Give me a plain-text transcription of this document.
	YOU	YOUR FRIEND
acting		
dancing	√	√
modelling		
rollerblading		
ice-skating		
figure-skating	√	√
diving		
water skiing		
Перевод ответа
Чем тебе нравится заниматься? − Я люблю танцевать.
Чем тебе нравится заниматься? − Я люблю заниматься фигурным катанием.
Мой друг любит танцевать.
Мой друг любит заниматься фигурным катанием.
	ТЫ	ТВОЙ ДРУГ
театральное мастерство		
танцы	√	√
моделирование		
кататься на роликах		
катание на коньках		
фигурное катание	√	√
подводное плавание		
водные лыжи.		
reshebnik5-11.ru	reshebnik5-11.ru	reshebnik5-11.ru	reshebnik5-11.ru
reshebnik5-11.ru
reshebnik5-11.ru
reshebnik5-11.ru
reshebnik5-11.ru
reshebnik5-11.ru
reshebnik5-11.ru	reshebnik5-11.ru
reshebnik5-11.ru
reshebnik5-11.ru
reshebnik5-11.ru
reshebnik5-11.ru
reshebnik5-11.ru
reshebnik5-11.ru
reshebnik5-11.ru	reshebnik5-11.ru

══════════

> _Set task_
Write out all of the records once more, exactly.

> _Exercise answer_
Give me a plain-text transcription of this document.
	YOU	YOUR FRIEND
acting		
dancing	√	√
modelling		
rollerblading		
ice-skating		
figure-skating	√	√
diving		
water skiing		
Перевод ответа
Чем тебе нравится заниматься? − Я люблю танцевать.
Чем тебе нравится заниматься? − Я люблю заниматься фигурным катанием.
Мой друг любит танцевать.
Мой друг любит заниматься фигурным катанием.
	ТЫ	ТВОЙ ДРУГ
театральное мастерство		
танцы	√	√
моделирование		
кататься на роликах		
катание на коньках		
фигурное катание	√	√
подводное плавание		
водные лыжи.		
reshebnik5-11.ru	reshebnik5-11.ru	reshebnik5-11.ru	reshebnik5-11.ru
reshebnik5-11.ru
reshebnik5-11.ru
reshebnik5-11.ru
reshebnik5-11.ru
reshebnik5-11.ru
reshebnik5-11.ru	reshebnik5-11.ru
reshebnik5-11.ru
reshebnik5-11.ru
reshebnik5-11.ru
reshebnik5-11.ru
reshebnik5-11.ru
reshebnik5-11.ru
reshebnik5-11.ru	reshebnik5-11.ru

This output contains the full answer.